Task -> Retype all the entries word for word, but omit the pictures.

Task input ->
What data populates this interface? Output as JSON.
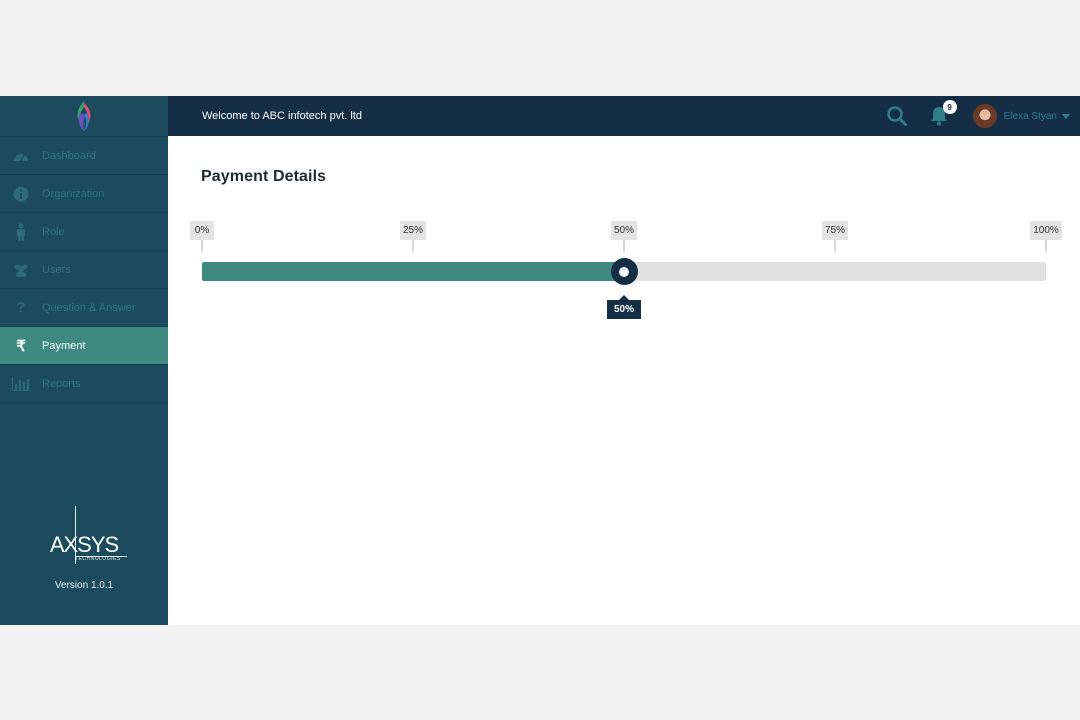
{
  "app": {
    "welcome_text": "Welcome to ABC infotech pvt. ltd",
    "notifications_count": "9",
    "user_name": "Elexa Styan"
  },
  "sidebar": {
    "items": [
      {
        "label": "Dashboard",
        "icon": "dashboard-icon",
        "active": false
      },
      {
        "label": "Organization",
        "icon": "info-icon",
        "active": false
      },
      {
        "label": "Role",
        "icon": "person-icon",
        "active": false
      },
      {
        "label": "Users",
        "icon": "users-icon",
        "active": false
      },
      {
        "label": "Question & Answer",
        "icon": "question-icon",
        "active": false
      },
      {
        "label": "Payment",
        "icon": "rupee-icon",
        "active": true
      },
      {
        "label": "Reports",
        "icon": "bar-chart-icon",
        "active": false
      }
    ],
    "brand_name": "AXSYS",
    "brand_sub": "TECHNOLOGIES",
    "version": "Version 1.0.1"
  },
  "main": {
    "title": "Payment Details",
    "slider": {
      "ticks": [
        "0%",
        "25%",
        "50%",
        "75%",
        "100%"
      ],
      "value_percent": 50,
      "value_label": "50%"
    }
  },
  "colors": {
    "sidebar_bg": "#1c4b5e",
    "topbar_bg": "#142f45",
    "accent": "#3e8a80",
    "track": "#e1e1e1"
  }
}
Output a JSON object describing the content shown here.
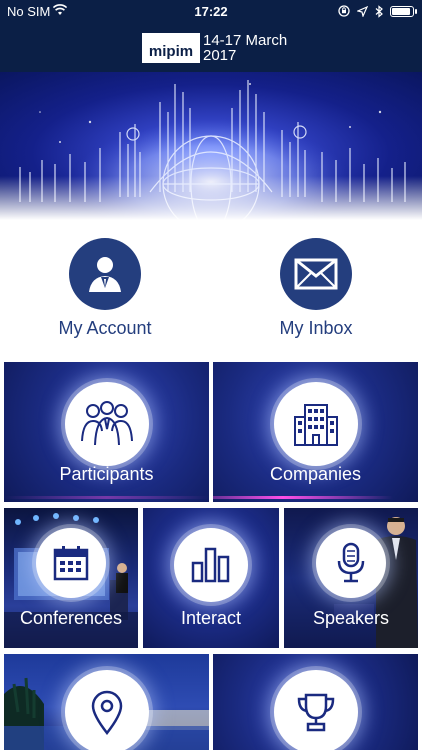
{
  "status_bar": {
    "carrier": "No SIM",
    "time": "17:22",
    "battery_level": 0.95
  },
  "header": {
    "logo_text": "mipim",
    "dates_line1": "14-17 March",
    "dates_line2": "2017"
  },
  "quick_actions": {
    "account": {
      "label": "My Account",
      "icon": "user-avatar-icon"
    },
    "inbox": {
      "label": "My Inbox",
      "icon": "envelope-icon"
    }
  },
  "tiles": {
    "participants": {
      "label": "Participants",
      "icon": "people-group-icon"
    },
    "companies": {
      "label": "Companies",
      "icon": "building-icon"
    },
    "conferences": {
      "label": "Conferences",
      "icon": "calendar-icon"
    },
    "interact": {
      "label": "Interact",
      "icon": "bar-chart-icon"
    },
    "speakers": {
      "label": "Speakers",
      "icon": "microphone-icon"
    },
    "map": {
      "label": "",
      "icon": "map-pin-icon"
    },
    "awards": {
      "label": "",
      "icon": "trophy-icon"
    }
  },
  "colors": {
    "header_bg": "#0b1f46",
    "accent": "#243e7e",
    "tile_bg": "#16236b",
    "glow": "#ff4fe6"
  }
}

Result for this exercise ->
What data populates this interface? Output as JSON.
{
  "app": {
    "welcome_text": "Welcome to ABC infotech pvt. ltd",
    "notifications_count": "9",
    "user_name": "Elexa Styan"
  },
  "sidebar": {
    "items": [
      {
        "label": "Dashboard",
        "icon": "dashboard-icon",
        "active": false
      },
      {
        "label": "Organization",
        "icon": "info-icon",
        "active": false
      },
      {
        "label": "Role",
        "icon": "person-icon",
        "active": false
      },
      {
        "label": "Users",
        "icon": "users-icon",
        "active": false
      },
      {
        "label": "Question & Answer",
        "icon": "question-icon",
        "active": false
      },
      {
        "label": "Payment",
        "icon": "rupee-icon",
        "active": true
      },
      {
        "label": "Reports",
        "icon": "bar-chart-icon",
        "active": false
      }
    ],
    "brand_name": "AXSYS",
    "brand_sub": "TECHNOLOGIES",
    "version": "Version 1.0.1"
  },
  "main": {
    "title": "Payment Details",
    "slider": {
      "ticks": [
        "0%",
        "25%",
        "50%",
        "75%",
        "100%"
      ],
      "value_percent": 50,
      "value_label": "50%"
    }
  },
  "colors": {
    "sidebar_bg": "#1c4b5e",
    "topbar_bg": "#142f45",
    "accent": "#3e8a80",
    "track": "#e1e1e1"
  }
}
Output a JSON object describing the content shown here.
{
  "status_bar": {
    "carrier": "No SIM",
    "time": "17:22",
    "battery_level": 0.95
  },
  "header": {
    "logo_text": "mipim",
    "dates_line1": "14-17 March",
    "dates_line2": "2017"
  },
  "quick_actions": {
    "account": {
      "label": "My Account",
      "icon": "user-avatar-icon"
    },
    "inbox": {
      "label": "My Inbox",
      "icon": "envelope-icon"
    }
  },
  "tiles": {
    "participants": {
      "label": "Participants",
      "icon": "people-group-icon"
    },
    "companies": {
      "label": "Companies",
      "icon": "building-icon"
    },
    "conferences": {
      "label": "Conferences",
      "icon": "calendar-icon"
    },
    "interact": {
      "label": "Interact",
      "icon": "bar-chart-icon"
    },
    "speakers": {
      "label": "Speakers",
      "icon": "microphone-icon"
    },
    "map": {
      "label": "",
      "icon": "map-pin-icon"
    },
    "awards": {
      "label": "",
      "icon": "trophy-icon"
    }
  },
  "colors": {
    "header_bg": "#0b1f46",
    "accent": "#243e7e",
    "tile_bg": "#16236b",
    "glow": "#ff4fe6"
  }
}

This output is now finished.